§ **EXERCISE REQUIREMENTS**: Using the data beneath, show every line that includes the word "spiral".

(Extracts from a graphics dataset)
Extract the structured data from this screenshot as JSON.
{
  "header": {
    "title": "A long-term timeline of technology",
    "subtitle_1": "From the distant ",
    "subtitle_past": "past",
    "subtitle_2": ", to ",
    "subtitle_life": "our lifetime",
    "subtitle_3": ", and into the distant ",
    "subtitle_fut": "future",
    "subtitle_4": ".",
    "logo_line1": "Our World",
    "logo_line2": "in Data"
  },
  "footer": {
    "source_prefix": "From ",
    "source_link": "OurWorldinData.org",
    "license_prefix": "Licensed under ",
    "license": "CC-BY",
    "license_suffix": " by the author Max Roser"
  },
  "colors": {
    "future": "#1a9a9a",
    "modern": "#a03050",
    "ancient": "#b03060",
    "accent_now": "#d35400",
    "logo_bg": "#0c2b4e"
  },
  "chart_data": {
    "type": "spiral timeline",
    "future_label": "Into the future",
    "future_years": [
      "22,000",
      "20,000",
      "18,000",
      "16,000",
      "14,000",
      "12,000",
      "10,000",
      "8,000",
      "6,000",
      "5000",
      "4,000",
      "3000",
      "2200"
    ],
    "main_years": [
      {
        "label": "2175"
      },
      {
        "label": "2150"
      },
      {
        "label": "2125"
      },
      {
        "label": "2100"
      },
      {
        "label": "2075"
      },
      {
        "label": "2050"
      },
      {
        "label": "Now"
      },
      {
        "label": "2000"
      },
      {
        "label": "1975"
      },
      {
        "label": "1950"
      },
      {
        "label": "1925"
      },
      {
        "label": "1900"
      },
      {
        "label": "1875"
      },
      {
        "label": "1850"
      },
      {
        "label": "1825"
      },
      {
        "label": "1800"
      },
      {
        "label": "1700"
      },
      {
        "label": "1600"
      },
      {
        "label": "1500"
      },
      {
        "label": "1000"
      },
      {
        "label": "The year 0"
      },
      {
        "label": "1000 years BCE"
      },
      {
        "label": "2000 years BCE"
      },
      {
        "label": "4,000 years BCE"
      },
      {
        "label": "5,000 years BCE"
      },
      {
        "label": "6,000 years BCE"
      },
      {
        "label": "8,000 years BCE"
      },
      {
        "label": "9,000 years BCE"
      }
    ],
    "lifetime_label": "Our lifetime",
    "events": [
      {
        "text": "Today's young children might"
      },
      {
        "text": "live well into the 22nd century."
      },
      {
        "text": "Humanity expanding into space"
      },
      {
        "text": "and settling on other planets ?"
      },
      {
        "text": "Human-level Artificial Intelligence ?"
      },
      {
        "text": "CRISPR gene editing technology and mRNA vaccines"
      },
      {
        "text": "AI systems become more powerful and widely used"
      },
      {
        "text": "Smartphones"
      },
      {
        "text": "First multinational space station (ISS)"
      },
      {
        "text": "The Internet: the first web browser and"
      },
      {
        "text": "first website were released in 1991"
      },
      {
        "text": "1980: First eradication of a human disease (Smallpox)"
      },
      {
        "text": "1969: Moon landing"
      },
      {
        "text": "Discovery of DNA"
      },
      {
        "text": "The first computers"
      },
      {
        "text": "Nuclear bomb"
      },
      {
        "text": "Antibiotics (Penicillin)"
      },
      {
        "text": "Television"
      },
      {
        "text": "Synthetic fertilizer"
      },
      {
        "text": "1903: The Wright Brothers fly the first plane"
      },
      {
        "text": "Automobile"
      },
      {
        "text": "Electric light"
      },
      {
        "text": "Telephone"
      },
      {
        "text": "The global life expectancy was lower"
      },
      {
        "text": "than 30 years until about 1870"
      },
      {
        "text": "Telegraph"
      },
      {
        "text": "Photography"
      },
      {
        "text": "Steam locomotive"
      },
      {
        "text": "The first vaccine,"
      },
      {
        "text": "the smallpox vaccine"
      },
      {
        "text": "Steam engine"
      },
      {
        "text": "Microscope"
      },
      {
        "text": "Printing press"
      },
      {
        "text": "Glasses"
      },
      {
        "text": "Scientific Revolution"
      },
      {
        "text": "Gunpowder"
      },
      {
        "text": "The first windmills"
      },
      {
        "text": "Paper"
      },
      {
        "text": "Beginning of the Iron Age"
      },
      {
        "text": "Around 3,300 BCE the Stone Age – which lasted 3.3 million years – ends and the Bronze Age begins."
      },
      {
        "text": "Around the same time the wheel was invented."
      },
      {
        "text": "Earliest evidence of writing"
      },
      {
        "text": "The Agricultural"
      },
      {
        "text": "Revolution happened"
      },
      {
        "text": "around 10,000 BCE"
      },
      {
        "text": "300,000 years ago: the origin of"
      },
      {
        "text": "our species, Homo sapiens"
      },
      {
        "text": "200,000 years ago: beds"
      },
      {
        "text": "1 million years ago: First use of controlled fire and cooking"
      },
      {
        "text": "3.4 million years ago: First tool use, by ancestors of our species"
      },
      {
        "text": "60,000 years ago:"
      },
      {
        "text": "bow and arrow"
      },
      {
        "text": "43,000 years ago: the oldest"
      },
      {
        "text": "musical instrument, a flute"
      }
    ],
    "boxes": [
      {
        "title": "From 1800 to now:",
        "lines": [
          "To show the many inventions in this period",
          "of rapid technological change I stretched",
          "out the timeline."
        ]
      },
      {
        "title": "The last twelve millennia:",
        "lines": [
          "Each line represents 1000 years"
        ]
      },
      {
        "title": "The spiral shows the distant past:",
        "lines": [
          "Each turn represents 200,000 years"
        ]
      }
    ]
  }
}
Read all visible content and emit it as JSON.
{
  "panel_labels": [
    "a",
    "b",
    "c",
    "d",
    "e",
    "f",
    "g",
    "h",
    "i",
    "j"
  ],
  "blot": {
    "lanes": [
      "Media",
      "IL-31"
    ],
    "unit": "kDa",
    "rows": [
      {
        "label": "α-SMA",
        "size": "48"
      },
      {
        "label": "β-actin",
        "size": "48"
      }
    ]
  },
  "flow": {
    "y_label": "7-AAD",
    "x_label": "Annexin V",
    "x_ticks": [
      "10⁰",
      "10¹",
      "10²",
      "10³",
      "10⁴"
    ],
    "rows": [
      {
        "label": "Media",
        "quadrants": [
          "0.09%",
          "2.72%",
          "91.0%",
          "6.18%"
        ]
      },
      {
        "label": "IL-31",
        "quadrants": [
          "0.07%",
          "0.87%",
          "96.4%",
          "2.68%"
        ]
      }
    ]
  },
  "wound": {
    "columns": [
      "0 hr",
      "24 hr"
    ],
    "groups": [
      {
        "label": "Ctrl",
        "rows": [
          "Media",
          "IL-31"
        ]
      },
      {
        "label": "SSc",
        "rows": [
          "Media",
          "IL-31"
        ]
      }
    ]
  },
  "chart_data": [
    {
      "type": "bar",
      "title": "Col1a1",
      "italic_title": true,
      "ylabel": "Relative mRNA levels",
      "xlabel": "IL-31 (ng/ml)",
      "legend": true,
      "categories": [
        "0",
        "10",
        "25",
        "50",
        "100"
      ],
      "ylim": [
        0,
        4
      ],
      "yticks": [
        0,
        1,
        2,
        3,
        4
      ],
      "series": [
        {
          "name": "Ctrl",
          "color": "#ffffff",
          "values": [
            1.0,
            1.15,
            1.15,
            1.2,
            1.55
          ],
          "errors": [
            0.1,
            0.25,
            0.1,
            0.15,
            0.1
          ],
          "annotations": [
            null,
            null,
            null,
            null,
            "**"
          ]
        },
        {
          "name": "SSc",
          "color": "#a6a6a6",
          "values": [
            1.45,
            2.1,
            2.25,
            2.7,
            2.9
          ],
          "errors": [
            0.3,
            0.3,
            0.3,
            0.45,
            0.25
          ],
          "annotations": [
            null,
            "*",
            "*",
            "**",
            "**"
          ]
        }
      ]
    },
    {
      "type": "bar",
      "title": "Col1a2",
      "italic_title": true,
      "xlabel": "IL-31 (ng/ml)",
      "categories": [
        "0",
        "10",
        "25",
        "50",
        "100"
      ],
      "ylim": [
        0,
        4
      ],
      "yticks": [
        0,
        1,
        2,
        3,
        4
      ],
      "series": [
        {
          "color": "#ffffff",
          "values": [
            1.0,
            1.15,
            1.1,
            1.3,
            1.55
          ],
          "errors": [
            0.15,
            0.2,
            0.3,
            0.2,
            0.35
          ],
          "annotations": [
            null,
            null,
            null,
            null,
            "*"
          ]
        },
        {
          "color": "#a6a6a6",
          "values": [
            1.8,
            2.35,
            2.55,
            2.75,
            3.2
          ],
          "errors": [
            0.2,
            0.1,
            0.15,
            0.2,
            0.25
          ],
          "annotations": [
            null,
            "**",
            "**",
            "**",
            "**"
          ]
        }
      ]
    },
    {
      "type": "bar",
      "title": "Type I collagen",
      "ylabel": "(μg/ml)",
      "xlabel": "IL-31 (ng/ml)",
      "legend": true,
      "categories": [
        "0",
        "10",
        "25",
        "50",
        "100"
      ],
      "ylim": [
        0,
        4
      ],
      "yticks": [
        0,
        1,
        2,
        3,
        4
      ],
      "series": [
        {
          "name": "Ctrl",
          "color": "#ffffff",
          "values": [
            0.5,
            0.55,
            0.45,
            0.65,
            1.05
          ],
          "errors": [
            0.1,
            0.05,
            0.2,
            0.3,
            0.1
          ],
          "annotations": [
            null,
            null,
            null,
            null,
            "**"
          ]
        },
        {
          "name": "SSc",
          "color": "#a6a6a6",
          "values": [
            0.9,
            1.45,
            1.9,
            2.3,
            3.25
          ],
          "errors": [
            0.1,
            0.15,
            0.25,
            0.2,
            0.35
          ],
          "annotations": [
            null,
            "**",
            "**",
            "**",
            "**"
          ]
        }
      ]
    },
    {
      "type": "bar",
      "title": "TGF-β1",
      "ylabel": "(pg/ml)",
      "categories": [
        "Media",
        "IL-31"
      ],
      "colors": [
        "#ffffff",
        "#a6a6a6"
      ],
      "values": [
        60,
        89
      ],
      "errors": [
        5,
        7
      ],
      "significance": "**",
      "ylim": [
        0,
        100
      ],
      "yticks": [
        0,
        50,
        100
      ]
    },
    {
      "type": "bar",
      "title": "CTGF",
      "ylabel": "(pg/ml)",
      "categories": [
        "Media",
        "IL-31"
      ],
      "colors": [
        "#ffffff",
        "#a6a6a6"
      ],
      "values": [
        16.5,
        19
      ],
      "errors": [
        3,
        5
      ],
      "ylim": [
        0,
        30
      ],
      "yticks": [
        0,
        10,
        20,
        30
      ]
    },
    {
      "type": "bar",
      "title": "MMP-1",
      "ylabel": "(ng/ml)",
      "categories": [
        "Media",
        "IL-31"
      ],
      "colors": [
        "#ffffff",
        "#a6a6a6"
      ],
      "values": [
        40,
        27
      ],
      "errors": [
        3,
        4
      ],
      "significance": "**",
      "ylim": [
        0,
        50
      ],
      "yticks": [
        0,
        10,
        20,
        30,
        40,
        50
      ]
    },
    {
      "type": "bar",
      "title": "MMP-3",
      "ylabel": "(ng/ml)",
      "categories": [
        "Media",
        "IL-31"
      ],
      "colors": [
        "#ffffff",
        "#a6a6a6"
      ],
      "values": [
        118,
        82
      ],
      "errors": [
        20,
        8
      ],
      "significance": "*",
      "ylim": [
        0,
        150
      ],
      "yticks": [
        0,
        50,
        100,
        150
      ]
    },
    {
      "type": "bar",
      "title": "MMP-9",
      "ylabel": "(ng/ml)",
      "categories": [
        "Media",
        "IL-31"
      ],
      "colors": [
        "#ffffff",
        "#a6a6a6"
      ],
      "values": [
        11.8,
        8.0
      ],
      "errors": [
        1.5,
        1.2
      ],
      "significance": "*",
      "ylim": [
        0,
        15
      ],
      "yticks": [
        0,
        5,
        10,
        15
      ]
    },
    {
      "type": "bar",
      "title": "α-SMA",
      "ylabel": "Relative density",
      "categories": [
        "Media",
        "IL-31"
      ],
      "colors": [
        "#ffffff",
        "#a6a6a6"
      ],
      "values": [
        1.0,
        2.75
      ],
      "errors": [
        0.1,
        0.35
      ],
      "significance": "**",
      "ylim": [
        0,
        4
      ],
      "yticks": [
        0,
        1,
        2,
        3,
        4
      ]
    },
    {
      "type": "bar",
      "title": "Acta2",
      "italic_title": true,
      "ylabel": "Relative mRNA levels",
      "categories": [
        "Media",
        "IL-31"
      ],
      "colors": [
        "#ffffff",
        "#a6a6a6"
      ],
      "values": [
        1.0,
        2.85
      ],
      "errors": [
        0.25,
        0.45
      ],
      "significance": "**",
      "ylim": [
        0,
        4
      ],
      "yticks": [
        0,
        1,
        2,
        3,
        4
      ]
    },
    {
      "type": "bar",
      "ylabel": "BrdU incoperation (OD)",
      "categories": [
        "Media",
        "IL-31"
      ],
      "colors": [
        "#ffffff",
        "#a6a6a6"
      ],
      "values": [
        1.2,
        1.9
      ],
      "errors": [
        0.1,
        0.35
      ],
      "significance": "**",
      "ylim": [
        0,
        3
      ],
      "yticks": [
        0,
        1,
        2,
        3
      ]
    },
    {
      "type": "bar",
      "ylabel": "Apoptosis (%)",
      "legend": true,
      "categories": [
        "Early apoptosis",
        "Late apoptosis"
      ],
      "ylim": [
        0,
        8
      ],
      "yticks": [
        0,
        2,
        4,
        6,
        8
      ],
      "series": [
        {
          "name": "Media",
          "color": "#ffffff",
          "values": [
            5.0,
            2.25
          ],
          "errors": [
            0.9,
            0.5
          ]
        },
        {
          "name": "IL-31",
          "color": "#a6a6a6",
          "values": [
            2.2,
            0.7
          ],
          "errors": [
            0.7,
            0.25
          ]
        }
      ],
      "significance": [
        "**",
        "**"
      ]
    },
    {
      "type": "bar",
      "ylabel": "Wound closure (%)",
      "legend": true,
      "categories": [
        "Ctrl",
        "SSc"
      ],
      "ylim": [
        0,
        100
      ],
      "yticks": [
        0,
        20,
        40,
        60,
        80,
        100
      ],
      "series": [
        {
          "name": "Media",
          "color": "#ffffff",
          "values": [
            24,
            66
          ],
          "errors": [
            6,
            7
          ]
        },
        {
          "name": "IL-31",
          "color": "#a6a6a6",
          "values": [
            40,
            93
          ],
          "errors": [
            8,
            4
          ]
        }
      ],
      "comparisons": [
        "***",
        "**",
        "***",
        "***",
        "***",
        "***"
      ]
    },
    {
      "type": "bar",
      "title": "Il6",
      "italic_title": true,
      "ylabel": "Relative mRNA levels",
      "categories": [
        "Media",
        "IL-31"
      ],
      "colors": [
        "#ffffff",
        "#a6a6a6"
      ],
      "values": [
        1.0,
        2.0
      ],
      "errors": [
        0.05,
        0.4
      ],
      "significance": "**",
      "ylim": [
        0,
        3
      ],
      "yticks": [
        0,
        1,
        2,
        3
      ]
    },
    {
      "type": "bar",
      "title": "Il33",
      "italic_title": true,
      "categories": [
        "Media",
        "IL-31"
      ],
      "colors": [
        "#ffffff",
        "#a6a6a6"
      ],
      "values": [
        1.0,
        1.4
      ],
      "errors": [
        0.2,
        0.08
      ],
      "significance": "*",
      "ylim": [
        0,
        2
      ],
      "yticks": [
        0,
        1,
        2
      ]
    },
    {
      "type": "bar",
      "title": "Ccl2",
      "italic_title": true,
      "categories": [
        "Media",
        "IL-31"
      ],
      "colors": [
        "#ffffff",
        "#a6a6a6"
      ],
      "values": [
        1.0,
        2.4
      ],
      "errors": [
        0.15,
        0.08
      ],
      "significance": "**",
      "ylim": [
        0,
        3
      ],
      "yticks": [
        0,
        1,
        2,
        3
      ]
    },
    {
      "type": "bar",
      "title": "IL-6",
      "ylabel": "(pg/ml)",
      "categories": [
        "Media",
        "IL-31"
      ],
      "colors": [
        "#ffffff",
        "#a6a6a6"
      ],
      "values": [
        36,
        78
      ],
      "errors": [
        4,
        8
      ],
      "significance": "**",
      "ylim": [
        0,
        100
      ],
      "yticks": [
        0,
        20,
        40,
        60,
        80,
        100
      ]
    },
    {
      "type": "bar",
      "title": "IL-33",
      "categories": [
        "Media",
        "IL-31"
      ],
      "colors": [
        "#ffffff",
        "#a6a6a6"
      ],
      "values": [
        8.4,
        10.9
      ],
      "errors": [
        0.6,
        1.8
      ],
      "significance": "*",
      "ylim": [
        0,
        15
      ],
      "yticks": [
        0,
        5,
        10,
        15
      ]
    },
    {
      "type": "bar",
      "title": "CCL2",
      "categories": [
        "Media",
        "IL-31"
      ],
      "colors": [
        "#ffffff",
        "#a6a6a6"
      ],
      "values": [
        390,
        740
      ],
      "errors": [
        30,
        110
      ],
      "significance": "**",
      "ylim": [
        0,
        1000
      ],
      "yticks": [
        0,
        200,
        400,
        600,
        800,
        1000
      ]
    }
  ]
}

§ **RESPONSE TO THE EXERCISE**:
    "type": "spiral timeline",
        "title": "The spiral shows the distant past:",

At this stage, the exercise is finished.